▶ _Task to complete_
Whenever a line in the data holds the string "Sales", copy that line.

▶ _Document text records_
══════════

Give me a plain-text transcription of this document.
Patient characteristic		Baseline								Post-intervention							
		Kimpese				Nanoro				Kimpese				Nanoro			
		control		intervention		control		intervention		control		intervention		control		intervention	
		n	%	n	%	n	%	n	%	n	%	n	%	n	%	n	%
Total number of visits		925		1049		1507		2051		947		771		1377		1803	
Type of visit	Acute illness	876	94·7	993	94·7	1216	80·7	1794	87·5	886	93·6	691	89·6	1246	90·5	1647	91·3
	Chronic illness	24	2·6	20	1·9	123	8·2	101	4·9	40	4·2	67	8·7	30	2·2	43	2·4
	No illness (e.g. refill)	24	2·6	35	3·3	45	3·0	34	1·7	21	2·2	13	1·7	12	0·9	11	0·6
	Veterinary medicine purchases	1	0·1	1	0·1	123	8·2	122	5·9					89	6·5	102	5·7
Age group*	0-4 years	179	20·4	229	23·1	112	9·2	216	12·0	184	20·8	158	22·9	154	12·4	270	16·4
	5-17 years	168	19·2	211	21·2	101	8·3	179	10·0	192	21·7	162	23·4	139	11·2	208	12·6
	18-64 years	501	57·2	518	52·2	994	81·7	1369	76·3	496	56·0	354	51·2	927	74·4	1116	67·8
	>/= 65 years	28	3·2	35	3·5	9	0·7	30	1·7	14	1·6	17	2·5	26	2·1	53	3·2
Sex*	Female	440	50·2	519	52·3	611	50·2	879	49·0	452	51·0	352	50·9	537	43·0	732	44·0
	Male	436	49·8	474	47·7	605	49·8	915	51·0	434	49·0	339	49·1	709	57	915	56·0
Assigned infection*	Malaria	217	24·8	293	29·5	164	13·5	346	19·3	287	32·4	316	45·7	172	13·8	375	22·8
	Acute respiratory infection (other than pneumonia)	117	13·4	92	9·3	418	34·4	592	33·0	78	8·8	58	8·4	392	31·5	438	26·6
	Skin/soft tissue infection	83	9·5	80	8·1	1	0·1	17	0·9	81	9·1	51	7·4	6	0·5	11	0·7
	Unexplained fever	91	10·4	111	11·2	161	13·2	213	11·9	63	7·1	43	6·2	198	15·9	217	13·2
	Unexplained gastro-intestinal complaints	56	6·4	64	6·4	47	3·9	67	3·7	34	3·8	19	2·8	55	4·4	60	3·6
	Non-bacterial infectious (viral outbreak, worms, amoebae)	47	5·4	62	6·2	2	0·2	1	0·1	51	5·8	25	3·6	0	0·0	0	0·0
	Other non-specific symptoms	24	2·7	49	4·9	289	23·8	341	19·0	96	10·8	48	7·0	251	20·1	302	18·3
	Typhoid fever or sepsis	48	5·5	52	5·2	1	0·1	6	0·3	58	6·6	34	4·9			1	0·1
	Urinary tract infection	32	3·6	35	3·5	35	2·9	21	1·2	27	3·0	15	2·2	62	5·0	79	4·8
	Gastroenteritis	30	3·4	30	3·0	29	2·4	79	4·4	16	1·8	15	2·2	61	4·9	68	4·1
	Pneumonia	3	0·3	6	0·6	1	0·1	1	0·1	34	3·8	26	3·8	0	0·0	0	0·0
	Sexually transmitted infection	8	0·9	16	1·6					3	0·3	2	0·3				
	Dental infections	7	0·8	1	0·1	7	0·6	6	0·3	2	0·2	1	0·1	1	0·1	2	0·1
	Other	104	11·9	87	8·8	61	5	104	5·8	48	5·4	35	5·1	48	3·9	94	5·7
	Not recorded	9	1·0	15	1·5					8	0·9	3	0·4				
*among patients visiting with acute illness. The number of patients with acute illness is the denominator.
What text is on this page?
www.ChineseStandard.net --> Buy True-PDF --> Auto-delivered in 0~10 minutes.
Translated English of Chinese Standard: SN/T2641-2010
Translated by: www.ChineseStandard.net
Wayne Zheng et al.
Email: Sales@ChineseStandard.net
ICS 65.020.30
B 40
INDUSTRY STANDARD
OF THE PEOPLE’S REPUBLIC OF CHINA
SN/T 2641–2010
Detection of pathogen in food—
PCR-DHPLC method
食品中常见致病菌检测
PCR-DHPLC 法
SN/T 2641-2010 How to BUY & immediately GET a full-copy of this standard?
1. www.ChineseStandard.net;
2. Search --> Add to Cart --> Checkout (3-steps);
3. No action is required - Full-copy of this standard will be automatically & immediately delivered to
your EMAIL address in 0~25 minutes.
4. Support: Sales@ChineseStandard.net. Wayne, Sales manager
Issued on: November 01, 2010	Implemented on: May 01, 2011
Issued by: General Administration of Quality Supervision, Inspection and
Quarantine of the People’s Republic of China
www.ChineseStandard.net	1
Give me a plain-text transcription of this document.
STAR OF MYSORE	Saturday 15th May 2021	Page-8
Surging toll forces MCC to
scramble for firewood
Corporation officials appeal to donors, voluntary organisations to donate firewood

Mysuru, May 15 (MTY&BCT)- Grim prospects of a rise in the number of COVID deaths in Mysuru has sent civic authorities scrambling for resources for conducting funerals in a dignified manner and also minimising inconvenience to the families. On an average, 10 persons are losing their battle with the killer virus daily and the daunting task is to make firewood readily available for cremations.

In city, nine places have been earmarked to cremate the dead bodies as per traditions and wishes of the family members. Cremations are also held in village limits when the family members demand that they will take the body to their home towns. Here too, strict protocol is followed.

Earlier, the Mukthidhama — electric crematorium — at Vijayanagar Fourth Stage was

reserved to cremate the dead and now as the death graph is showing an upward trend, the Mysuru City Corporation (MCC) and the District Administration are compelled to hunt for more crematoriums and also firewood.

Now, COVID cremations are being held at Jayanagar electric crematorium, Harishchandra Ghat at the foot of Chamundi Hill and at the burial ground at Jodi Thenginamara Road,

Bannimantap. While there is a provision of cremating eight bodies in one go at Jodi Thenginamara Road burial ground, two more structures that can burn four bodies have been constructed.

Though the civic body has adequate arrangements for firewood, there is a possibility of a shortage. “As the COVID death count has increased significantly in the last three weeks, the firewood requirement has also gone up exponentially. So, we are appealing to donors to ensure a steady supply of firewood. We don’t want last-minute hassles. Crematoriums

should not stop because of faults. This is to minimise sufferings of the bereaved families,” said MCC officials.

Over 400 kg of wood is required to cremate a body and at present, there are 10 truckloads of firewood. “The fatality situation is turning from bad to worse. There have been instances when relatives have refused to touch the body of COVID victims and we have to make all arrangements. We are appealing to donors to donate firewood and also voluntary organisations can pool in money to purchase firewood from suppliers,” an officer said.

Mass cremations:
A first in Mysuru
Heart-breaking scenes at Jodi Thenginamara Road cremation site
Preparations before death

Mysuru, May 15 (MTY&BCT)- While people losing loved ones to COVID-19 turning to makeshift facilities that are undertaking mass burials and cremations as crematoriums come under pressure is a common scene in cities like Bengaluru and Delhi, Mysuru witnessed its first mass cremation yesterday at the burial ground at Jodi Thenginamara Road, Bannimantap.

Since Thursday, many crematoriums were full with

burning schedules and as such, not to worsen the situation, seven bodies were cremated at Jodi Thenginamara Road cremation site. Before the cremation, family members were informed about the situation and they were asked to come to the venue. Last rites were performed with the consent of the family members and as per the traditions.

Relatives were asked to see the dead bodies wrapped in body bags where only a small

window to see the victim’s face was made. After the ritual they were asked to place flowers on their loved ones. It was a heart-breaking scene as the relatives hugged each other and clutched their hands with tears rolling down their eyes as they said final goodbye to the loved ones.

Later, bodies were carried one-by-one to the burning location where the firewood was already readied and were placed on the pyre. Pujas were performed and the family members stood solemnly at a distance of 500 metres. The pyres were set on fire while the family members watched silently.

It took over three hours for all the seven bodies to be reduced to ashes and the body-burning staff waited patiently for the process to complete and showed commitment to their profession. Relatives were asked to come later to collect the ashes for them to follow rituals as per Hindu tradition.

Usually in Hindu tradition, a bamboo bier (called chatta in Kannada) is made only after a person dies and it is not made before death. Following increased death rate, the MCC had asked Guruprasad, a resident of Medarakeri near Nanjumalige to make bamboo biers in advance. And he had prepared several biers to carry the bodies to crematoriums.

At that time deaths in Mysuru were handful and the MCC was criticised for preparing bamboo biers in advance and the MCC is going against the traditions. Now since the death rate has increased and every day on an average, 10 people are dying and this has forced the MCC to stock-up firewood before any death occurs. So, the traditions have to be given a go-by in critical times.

══════════

▶ _Written answer_
Email: Sales@ChineseStandard.net
4. Support: Sales@ChineseStandard.net. Wayne, Sales manager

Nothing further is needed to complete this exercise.